··· Given records

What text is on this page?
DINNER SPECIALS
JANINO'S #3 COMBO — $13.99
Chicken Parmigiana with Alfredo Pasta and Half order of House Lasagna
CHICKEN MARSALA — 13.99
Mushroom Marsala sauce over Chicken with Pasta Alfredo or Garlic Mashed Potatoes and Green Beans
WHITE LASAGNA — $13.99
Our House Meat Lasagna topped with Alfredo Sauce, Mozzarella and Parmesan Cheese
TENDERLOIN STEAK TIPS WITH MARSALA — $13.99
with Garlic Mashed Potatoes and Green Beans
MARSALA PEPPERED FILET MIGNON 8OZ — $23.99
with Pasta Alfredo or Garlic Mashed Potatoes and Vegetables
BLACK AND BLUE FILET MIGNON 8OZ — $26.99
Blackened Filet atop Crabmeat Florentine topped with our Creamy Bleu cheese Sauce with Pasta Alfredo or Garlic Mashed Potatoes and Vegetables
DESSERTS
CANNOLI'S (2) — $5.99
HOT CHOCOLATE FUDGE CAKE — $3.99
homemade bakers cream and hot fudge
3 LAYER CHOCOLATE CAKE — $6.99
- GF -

······
··· Given records

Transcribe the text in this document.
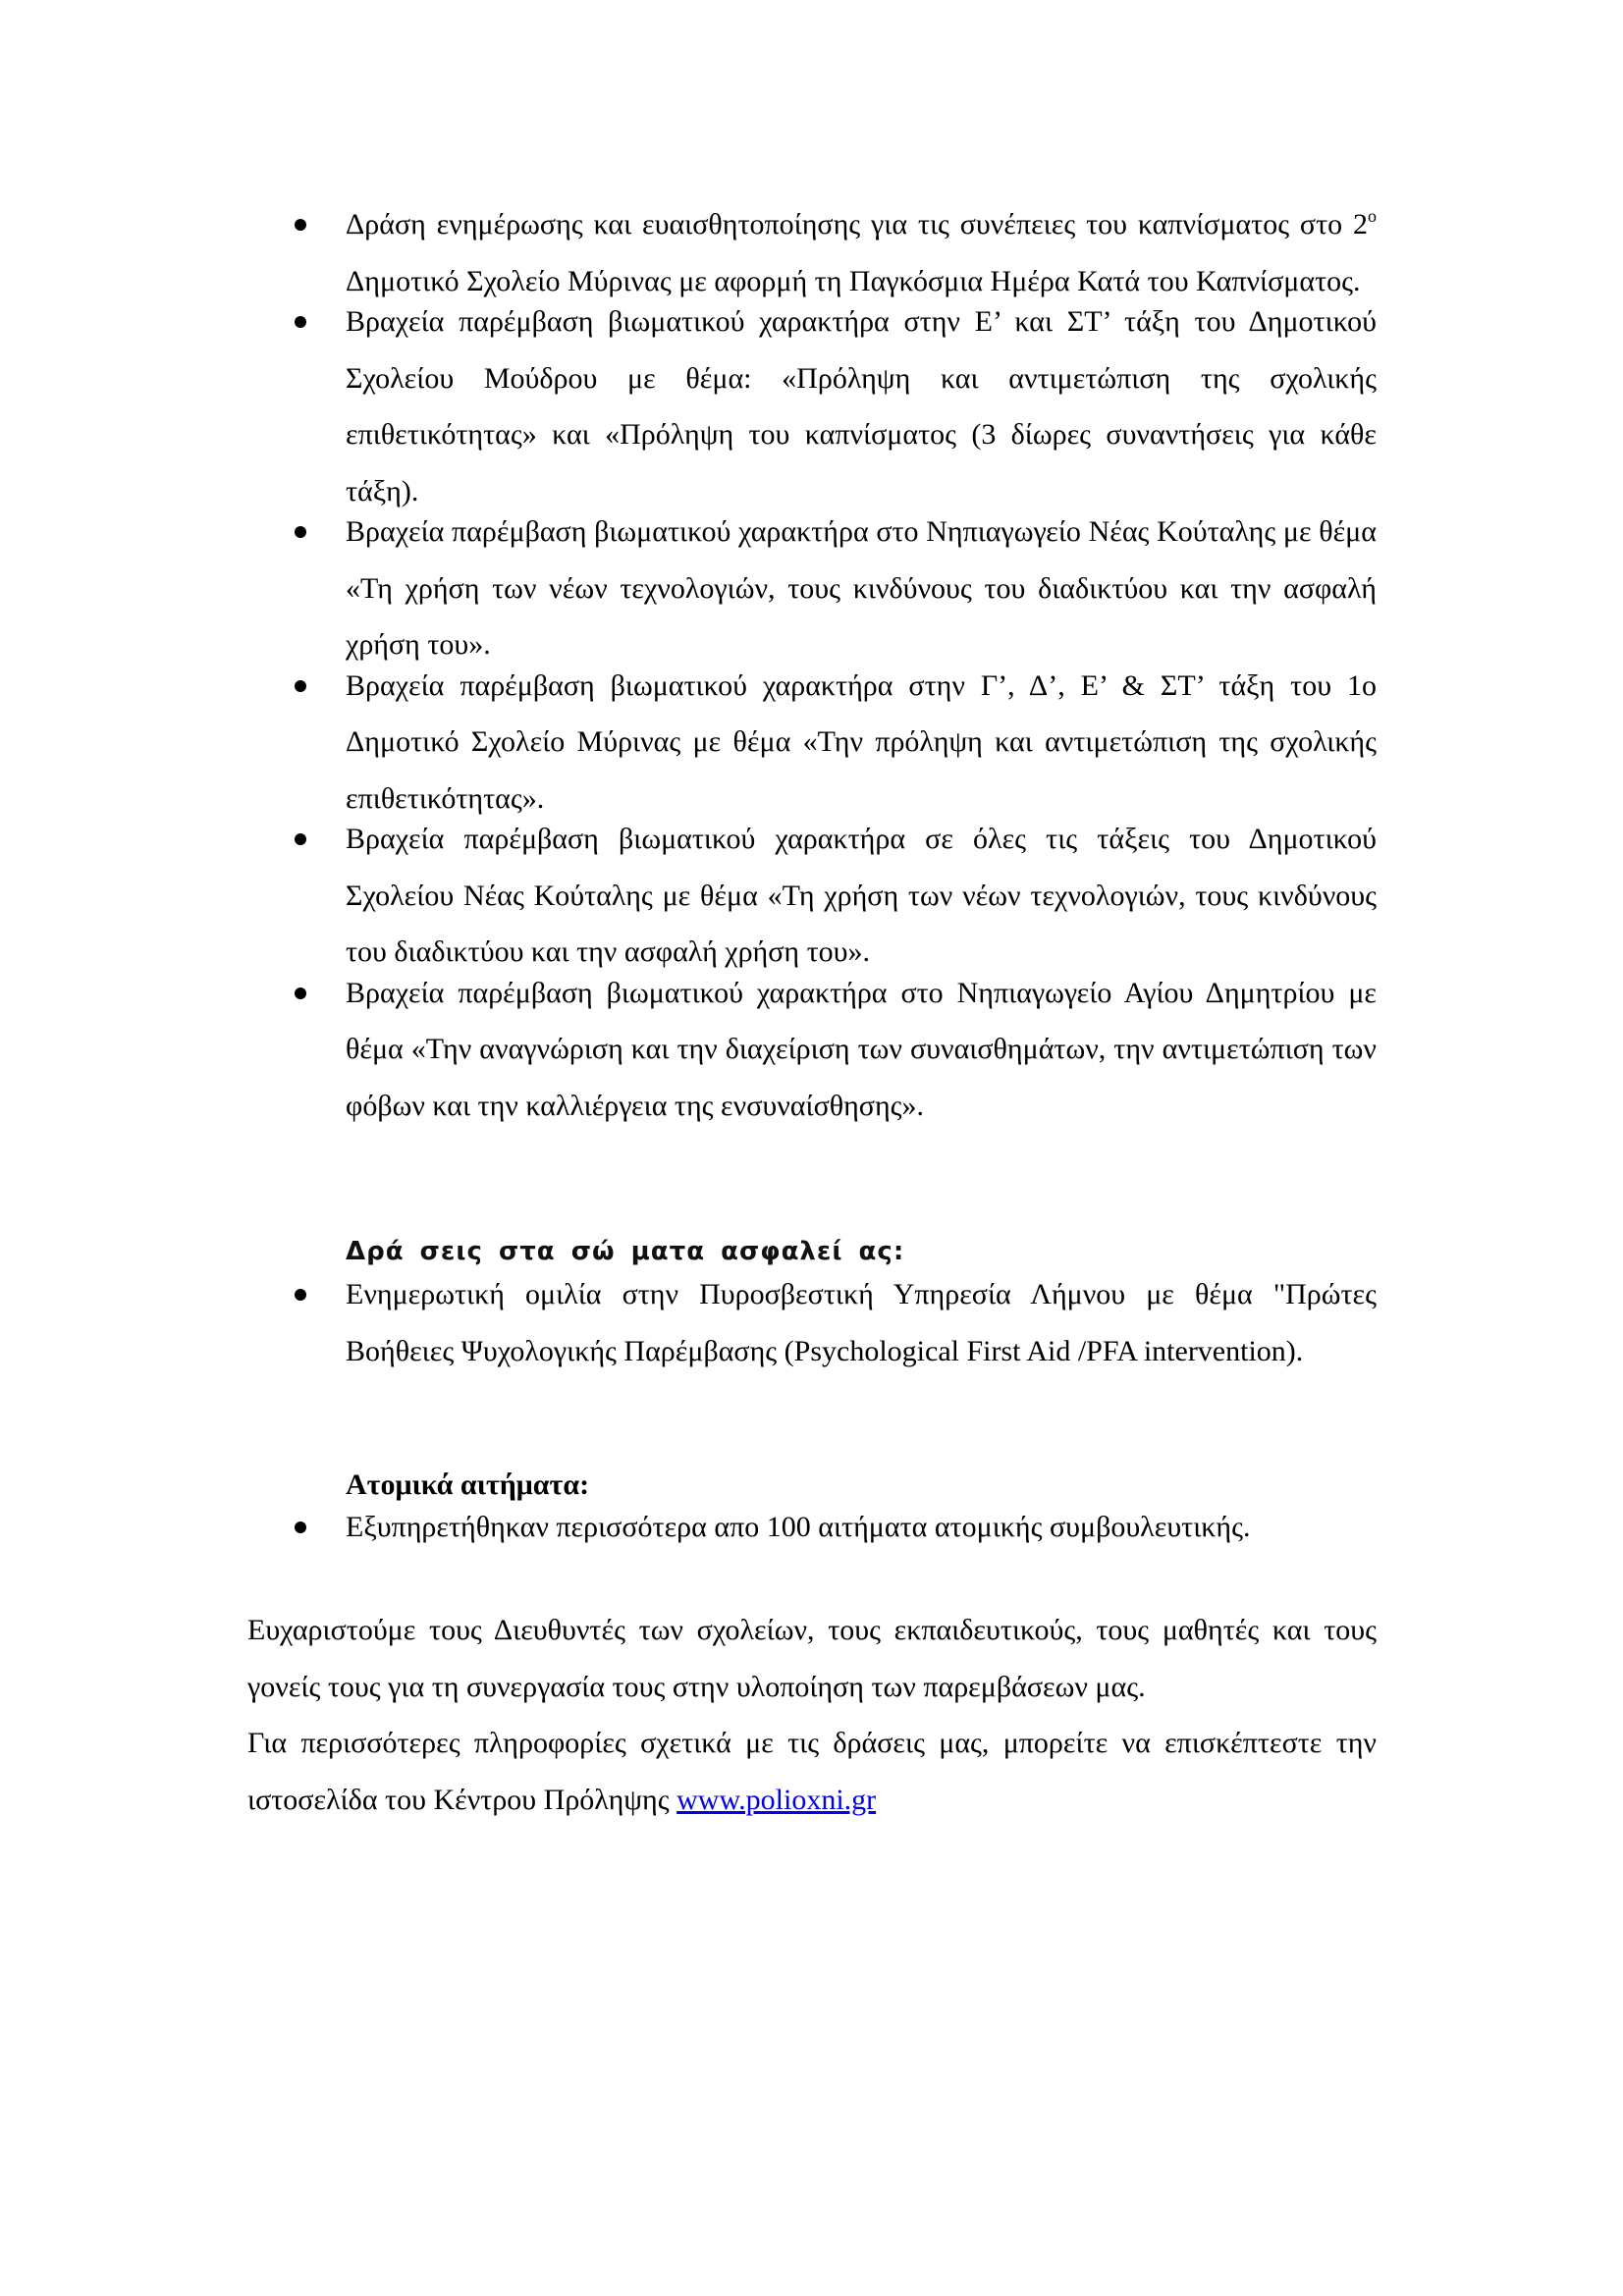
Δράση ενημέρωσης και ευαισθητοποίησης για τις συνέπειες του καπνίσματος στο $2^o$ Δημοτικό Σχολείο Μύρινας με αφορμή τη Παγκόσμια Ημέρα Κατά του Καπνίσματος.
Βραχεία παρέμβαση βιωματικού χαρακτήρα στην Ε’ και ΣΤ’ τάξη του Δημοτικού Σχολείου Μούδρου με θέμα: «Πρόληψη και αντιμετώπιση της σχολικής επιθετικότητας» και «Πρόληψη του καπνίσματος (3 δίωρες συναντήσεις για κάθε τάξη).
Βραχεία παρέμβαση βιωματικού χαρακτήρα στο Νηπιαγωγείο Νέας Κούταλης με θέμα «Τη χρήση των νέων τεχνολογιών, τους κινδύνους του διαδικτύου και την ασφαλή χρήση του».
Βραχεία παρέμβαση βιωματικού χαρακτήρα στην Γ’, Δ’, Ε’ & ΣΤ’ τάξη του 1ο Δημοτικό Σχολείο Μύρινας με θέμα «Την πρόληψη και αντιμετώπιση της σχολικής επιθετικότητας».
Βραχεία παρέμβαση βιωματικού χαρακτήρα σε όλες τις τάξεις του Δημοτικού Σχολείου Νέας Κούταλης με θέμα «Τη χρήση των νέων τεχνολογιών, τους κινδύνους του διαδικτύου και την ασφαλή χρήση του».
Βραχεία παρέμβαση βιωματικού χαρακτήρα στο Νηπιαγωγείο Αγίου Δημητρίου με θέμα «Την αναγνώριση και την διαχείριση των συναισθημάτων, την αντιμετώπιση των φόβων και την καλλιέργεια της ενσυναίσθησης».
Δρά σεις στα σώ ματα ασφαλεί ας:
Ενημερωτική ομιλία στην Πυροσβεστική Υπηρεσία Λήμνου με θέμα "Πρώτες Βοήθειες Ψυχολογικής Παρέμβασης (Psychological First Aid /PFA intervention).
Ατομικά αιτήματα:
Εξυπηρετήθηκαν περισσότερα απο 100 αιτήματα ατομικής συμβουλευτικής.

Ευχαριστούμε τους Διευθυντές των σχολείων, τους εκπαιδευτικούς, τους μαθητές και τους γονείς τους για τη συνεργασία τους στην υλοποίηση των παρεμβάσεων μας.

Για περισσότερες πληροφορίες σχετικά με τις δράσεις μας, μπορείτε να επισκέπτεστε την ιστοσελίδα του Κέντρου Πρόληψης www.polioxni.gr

······

Exercise:
Look through the entries above and list every line containing "Βραχεία".

Solution to the problem:
Βραχεία παρέμβαση βιωματικού χαρακτήρα στην Ε’ και ΣΤ’ τάξη του Δημοτικού Σχολείου Μούδρου με θέμα: «Πρόληψη και αντιμετώπιση της σχολικής επιθετικότητας» και «Πρόληψη του καπνίσματος (3 δίωρες συναντήσεις για κάθε τάξη).
Βραχεία παρέμβαση βιωματικού χαρακτήρα στο Νηπιαγωγείο Νέας Κούταλης με θέμα «Τη χρήση των νέων τεχνολογιών, τους κινδύνους του διαδικτύου και την ασφαλή χρήση του».
Βραχεία παρέμβαση βιωματικού χαρακτήρα στην Γ’, Δ’, Ε’ & ΣΤ’ τάξη του 1ο Δημοτικό Σχολείο Μύρινας με θέμα «Την πρόληψη και αντιμετώπιση της σχολικής επιθετικότητας».
Βραχεία παρέμβαση βιωματικού χαρακτήρα σε όλες τις τάξεις του Δημοτικού Σχολείου Νέας Κούταλης με θέμα «Τη χρήση των νέων τεχνολογιών, τους κινδύνους του διαδικτύου και την ασφαλή χρήση του».
Βραχεία παρέμβαση βιωματικού χαρακτήρα στο Νηπιαγωγείο Αγίου Δημητρίου με θέμα «Την αναγνώριση και την διαχείριση των συναισθημάτων, την αντιμετώπιση των φόβων και την καλλιέργεια της ενσυναίσθησης».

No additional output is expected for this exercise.